▸ Exercise brief: Can you copy the records below word for word, leaving out the pictures?

▸ Data for processing:
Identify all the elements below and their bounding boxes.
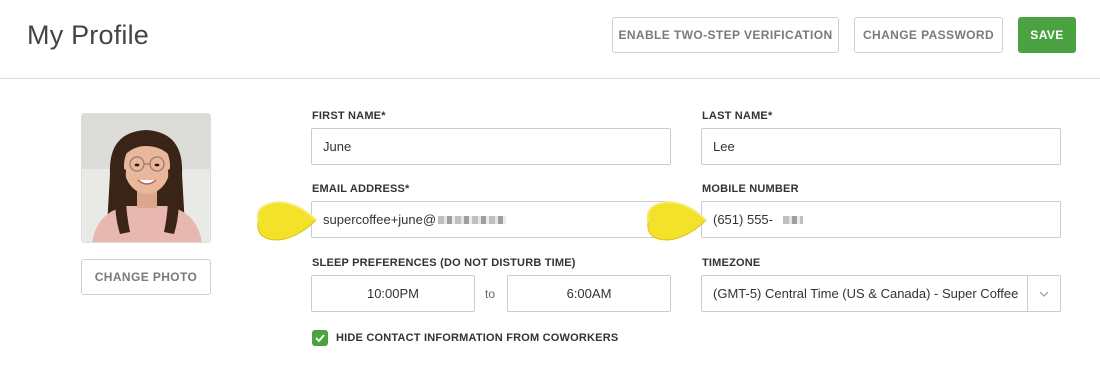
enable-two-step-button[interactable]: ENABLE TWO-STEP VERIFICATION xyxy=(612,17,839,53)
redacted-email-domain xyxy=(438,215,507,224)
timezone-select[interactable]: (GMT-5) Central Time (US & Canada) - Sup… xyxy=(701,275,1061,312)
sleep-start-field[interactable]: 10:00PM xyxy=(311,275,475,312)
redacted-mobile-digits xyxy=(782,215,803,224)
timezone-label: TIMEZONE xyxy=(702,257,761,269)
page-title: My Profile xyxy=(27,20,150,50)
pointer-arrow-icon xyxy=(646,200,707,241)
pointer-arrow-icon xyxy=(256,200,317,241)
sleep-start-value: 10:00PM xyxy=(366,286,420,301)
email-field[interactable]: supercoffee+june@ xyxy=(311,201,671,238)
last-name-field[interactable]: Lee xyxy=(701,128,1061,165)
change-photo-button[interactable]: CHANGE PHOTO xyxy=(81,259,211,295)
avatar-photo xyxy=(82,114,210,242)
email-label: EMAIL ADDRESS* xyxy=(312,183,410,195)
first-name-field[interactable]: June xyxy=(311,128,671,165)
check-icon xyxy=(315,334,325,342)
hide-contact-checkbox[interactable] xyxy=(312,330,328,346)
sleep-end-value: 6:00AM xyxy=(566,286,612,301)
change-password-button[interactable]: CHANGE PASSWORD xyxy=(854,17,1003,53)
sleep-preferences-label: SLEEP PREFERENCES (DO NOT DISTURB TIME) xyxy=(312,257,576,269)
timezone-value: (GMT-5) Central Time (US & Canada) - Sup… xyxy=(713,286,1019,301)
timezone-dropdown-toggle[interactable] xyxy=(1027,276,1060,311)
sleep-end-field[interactable]: 6:00AM xyxy=(507,275,671,312)
first-name-value: June xyxy=(323,139,352,154)
first-name-label: FIRST NAME* xyxy=(312,110,386,122)
last-name-value: Lee xyxy=(713,139,735,154)
mobile-field[interactable]: (651) 555- xyxy=(701,201,1061,238)
page-header: My Profile ENABLE TWO-STEP VERIFICATION … xyxy=(0,0,1100,79)
mobile-label: MOBILE NUMBER xyxy=(702,183,799,195)
email-value: supercoffee+june@ xyxy=(323,212,437,227)
avatar xyxy=(81,113,211,243)
chevron-down-icon xyxy=(1039,291,1049,297)
mobile-value: (651) 555- xyxy=(713,212,773,227)
sleep-to-label: to xyxy=(485,287,496,301)
save-button[interactable]: SAVE xyxy=(1018,17,1076,53)
hide-contact-label: HIDE CONTACT INFORMATION FROM COWORKERS xyxy=(336,332,619,344)
last-name-label: LAST NAME* xyxy=(702,110,773,122)
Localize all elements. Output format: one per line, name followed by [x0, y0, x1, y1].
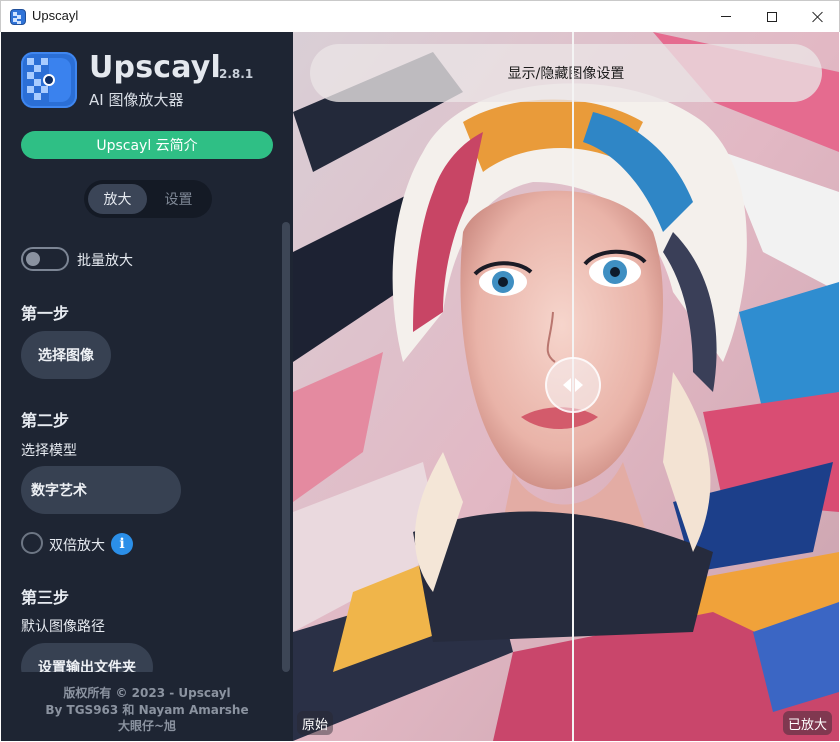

▸ Solution to the problem:
Identify all the elements below and their bounding boxes.
enable-two-step-button[interactable]: ENABLE TWO-STEP VERIFICATION xyxy=(612,17,839,53)
redacted-email-domain xyxy=(438,215,507,224)
timezone-select[interactable]: (GMT-5) Central Time (US & Canada) - Sup… xyxy=(701,275,1061,312)
sleep-start-field[interactable]: 10:00PM xyxy=(311,275,475,312)
redacted-mobile-digits xyxy=(782,215,803,224)
timezone-label: TIMEZONE xyxy=(702,257,761,269)
page-title: My Profile xyxy=(27,20,150,50)
pointer-arrow-icon xyxy=(646,200,707,241)
pointer-arrow-icon xyxy=(256,200,317,241)
sleep-start-value: 10:00PM xyxy=(366,286,420,301)
email-field[interactable]: supercoffee+june@ xyxy=(311,201,671,238)
last-name-field[interactable]: Lee xyxy=(701,128,1061,165)
change-photo-button[interactable]: CHANGE PHOTO xyxy=(81,259,211,295)
avatar-photo xyxy=(82,114,210,242)
email-label: EMAIL ADDRESS* xyxy=(312,183,410,195)
first-name-field[interactable]: June xyxy=(311,128,671,165)
check-icon xyxy=(315,334,325,342)
hide-contact-checkbox[interactable] xyxy=(312,330,328,346)
sleep-end-value: 6:00AM xyxy=(566,286,612,301)
change-password-button[interactable]: CHANGE PASSWORD xyxy=(854,17,1003,53)
sleep-preferences-label: SLEEP PREFERENCES (DO NOT DISTURB TIME) xyxy=(312,257,576,269)
timezone-value: (GMT-5) Central Time (US & Canada) - Sup… xyxy=(713,286,1019,301)
timezone-dropdown-toggle[interactable] xyxy=(1027,276,1060,311)
sleep-end-field[interactable]: 6:00AM xyxy=(507,275,671,312)
first-name-value: June xyxy=(323,139,352,154)
first-name-label: FIRST NAME* xyxy=(312,110,386,122)
last-name-value: Lee xyxy=(713,139,735,154)
mobile-field[interactable]: (651) 555- xyxy=(701,201,1061,238)
page-header: My Profile ENABLE TWO-STEP VERIFICATION … xyxy=(0,0,1100,79)
mobile-label: MOBILE NUMBER xyxy=(702,183,799,195)
email-value: supercoffee+june@ xyxy=(323,212,437,227)
avatar xyxy=(81,113,211,243)
chevron-down-icon xyxy=(1039,291,1049,297)
mobile-value: (651) 555- xyxy=(713,212,773,227)
sleep-to-label: to xyxy=(485,287,496,301)
save-button[interactable]: SAVE xyxy=(1018,17,1076,53)
hide-contact-label: HIDE CONTACT INFORMATION FROM COWORKERS xyxy=(336,332,619,344)
last-name-label: LAST NAME* xyxy=(702,110,773,122)
Localize all elements. Output format: one per line, name followed by [x0, y0, x1, y1].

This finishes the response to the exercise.